__EXERCISE GOAL__. Every line below that includes "compressor" counts toward the total. Report that total alone.

Saved entries

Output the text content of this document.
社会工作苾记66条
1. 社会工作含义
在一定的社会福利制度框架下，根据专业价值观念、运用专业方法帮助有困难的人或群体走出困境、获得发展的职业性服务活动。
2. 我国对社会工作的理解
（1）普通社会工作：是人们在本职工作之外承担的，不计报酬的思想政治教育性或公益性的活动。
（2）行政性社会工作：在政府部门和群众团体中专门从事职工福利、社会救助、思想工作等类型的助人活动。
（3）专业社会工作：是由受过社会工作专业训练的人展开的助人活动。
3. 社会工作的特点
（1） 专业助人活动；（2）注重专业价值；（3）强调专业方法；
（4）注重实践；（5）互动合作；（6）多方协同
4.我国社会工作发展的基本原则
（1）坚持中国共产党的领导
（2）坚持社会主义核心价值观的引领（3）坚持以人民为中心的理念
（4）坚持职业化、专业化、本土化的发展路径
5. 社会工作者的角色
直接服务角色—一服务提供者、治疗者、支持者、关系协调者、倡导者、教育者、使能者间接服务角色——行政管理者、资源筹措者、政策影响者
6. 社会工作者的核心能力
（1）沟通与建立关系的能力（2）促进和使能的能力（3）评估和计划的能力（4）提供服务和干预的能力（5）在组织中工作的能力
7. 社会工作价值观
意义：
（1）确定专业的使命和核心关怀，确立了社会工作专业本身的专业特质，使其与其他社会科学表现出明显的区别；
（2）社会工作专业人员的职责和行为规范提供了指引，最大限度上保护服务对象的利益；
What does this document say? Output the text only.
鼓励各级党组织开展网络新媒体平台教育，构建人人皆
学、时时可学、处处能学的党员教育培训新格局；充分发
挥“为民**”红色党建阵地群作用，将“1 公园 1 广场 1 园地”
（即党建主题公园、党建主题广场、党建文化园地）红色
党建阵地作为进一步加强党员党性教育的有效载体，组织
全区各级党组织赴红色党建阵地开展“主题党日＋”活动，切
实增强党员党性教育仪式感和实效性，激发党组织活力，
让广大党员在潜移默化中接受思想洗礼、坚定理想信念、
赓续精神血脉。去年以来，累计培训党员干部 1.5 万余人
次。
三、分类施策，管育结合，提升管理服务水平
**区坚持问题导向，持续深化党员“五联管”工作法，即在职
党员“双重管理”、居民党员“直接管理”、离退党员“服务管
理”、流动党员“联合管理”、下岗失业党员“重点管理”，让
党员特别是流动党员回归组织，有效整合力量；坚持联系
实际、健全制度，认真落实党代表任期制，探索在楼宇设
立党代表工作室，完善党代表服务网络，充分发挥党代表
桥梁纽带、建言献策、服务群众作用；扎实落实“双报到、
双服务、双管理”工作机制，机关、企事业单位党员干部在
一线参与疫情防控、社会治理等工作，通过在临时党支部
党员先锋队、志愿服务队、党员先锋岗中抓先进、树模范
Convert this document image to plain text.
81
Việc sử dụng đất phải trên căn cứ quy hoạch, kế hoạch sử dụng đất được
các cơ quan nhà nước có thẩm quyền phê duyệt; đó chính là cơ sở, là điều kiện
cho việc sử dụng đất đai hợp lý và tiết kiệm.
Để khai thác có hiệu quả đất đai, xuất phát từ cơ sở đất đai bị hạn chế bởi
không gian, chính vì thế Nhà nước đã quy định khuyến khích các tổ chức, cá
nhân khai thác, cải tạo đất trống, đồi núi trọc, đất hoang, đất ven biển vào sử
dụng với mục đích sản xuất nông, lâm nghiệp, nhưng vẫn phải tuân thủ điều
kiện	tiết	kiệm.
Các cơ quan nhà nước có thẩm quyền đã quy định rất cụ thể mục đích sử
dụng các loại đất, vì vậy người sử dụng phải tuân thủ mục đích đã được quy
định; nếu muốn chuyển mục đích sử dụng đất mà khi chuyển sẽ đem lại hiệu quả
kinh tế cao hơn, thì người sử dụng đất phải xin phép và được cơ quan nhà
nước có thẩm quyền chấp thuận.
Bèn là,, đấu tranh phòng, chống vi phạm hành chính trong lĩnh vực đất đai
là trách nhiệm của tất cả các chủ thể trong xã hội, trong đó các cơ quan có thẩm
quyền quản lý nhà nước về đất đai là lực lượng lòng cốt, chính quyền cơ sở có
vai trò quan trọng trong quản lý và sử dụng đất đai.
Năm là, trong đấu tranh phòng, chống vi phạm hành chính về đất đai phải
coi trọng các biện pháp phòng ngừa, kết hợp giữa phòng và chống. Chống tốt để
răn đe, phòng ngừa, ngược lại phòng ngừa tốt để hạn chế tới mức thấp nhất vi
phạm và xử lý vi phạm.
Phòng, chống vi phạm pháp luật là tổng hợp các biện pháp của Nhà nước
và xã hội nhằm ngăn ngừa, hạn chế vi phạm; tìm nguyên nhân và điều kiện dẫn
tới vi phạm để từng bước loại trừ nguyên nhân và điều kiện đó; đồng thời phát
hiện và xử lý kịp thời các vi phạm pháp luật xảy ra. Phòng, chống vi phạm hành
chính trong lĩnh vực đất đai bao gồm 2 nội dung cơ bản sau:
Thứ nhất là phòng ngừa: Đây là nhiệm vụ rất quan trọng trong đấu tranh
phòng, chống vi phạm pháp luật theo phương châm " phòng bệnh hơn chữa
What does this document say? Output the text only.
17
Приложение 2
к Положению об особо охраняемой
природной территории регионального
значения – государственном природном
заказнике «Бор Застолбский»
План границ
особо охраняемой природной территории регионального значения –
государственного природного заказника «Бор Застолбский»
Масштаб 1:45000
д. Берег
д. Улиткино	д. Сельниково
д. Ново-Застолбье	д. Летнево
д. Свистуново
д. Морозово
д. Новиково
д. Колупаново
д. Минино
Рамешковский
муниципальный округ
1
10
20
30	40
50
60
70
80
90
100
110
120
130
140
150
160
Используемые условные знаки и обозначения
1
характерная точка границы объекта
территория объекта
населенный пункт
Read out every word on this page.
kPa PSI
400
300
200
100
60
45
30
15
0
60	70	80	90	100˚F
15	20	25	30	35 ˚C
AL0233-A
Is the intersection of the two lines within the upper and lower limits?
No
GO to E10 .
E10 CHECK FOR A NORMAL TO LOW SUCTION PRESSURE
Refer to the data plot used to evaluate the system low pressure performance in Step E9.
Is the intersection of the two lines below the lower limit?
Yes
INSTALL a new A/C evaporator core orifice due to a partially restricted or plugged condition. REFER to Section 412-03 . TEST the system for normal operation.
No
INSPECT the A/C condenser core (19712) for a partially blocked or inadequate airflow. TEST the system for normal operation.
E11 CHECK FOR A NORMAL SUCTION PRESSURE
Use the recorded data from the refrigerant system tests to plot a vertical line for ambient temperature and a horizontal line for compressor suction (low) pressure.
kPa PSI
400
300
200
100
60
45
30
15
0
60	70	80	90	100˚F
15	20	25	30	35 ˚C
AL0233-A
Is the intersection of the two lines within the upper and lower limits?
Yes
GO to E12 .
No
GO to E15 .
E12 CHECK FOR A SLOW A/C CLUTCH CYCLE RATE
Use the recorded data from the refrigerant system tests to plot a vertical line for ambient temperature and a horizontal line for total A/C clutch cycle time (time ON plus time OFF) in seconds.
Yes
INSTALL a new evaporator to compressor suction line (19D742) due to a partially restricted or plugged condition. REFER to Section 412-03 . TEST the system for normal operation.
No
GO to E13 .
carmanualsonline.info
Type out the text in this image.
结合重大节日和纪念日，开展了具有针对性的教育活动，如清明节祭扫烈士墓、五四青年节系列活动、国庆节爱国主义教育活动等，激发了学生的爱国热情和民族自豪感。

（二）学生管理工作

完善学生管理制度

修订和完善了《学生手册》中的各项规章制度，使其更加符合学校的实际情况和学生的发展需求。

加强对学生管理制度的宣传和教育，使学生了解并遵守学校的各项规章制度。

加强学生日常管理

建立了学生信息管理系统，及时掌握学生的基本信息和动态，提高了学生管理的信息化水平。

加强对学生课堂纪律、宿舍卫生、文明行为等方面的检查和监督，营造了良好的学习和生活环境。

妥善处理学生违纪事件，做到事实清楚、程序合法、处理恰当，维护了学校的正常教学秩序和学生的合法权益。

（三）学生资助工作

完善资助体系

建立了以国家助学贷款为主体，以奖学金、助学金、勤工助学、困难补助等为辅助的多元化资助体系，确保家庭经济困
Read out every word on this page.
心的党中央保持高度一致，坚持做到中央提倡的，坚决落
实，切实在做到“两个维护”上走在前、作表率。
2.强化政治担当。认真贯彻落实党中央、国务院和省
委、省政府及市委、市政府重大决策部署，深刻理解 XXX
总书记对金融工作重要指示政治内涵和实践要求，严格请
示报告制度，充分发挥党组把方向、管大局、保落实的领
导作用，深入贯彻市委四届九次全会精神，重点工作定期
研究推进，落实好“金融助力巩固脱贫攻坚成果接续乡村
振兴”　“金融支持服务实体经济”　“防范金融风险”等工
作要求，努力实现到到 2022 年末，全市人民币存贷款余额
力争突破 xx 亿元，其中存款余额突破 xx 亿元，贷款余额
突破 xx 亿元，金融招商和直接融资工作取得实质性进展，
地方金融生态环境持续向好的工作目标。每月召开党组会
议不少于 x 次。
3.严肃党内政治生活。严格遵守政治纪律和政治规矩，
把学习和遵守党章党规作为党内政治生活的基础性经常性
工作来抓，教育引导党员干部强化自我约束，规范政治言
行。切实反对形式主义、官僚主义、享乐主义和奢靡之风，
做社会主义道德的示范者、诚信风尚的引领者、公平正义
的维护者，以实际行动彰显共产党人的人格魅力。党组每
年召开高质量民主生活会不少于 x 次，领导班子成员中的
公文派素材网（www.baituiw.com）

__IN RESPONSE__. 2